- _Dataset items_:
=======

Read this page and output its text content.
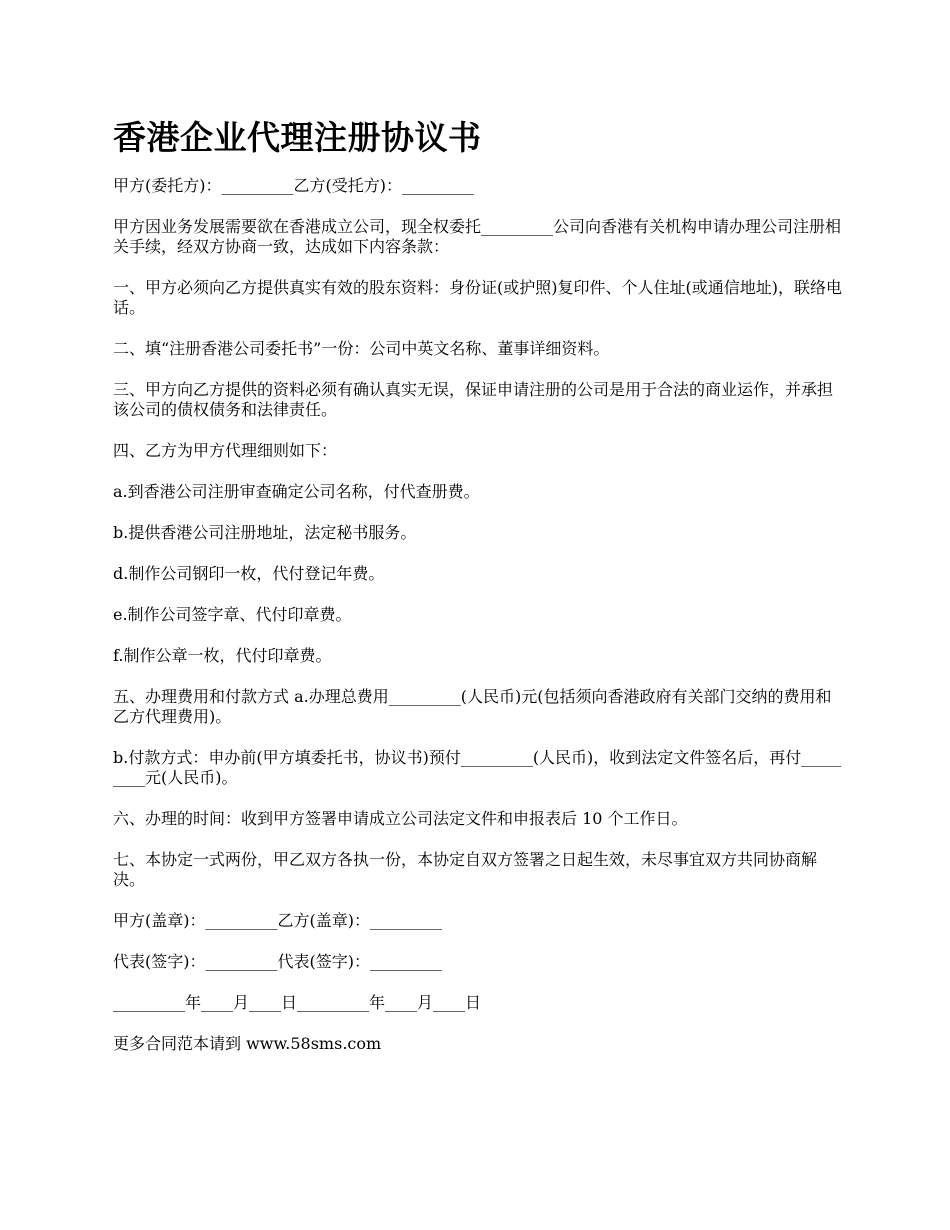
香港企业代理注册协议书

甲方(委托方)：_________乙方(受托方)：_________

甲方因业务发展需要欲在香港成立公司，现全权委托_________公司向香港有关机构申请办理公司注册相关手续，经双方协商一致，达成如下内容条款：

一、甲方必须向乙方提供真实有效的股东资料：身份证(或护照)复印件、个人住址(或通信地址)，联络电话。

二、填“注册香港公司委托书”一份：公司中英文名称、董事详细资料。

三、甲方向乙方提供的资料必须有确认真实无误，保证申请注册的公司是用于合法的商业运作，并承担该公司的债权债务和法律责任。

四、乙方为甲方代理细则如下：

a.到香港公司注册审查确定公司名称，付代查册费。

b.提供香港公司注册地址，法定秘书服务。

d.制作公司钢印一枚，代付登记年费。

e.制作公司签字章、代付印章费。

f.制作公章一枚，代付印章费。

五、办理费用和付款方式 a.办理总费用_________(人民币)元(包括须向香港政府有关部门交纳的费用和乙方代理费用)。

b.付款方式：申办前(甲方填委托书，协议书)预付_________(人民币)，收到法定文件签名后，再付_________元(人民币)。

六、办理的时间：收到甲方签署申请成立公司法定文件和申报表后 10 个工作日。

七、本协定一式两份，甲乙双方各执一份，本协定自双方签署之日起生效，未尽事宜双方共同协商解决。

甲方(盖章)：_________乙方(盖章)：_________

代表(签字)：_________代表(签字)：_________

_________年____月____日_________年____月____日

更多合同范本请到 www.58sms.com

=======

- _AIM_: Without including any picture, repeat the data exactly.

- _TASK OUTPUT_:
Read this page and output its text content.
香港企业代理注册协议书

甲方(委托方)：_________乙方(受托方)：_________

甲方因业务发展需要欲在香港成立公司，现全权委托_________公司向香港有关机构申请办理公司注册相关手续，经双方协商一致，达成如下内容条款：

一、甲方必须向乙方提供真实有效的股东资料：身份证(或护照)复印件、个人住址(或通信地址)，联络电话。

二、填“注册香港公司委托书”一份：公司中英文名称、董事详细资料。

三、甲方向乙方提供的资料必须有确认真实无误，保证申请注册的公司是用于合法的商业运作，并承担该公司的债权债务和法律责任。

四、乙方为甲方代理细则如下：

a.到香港公司注册审查确定公司名称，付代查册费。

b.提供香港公司注册地址，法定秘书服务。

d.制作公司钢印一枚，代付登记年费。

e.制作公司签字章、代付印章费。

f.制作公章一枚，代付印章费。

五、办理费用和付款方式 a.办理总费用_________(人民币)元(包括须向香港政府有关部门交纳的费用和乙方代理费用)。

b.付款方式：申办前(甲方填委托书，协议书)预付_________(人民币)，收到法定文件签名后，再付_________元(人民币)。

六、办理的时间：收到甲方签署申请成立公司法定文件和申报表后 10 个工作日。

七、本协定一式两份，甲乙双方各执一份，本协定自双方签署之日起生效，未尽事宜双方共同协商解决。

甲方(盖章)：_________乙方(盖章)：_________

代表(签字)：_________代表(签字)：_________

_________年____月____日_________年____月____日

更多合同范本请到 www.58sms.com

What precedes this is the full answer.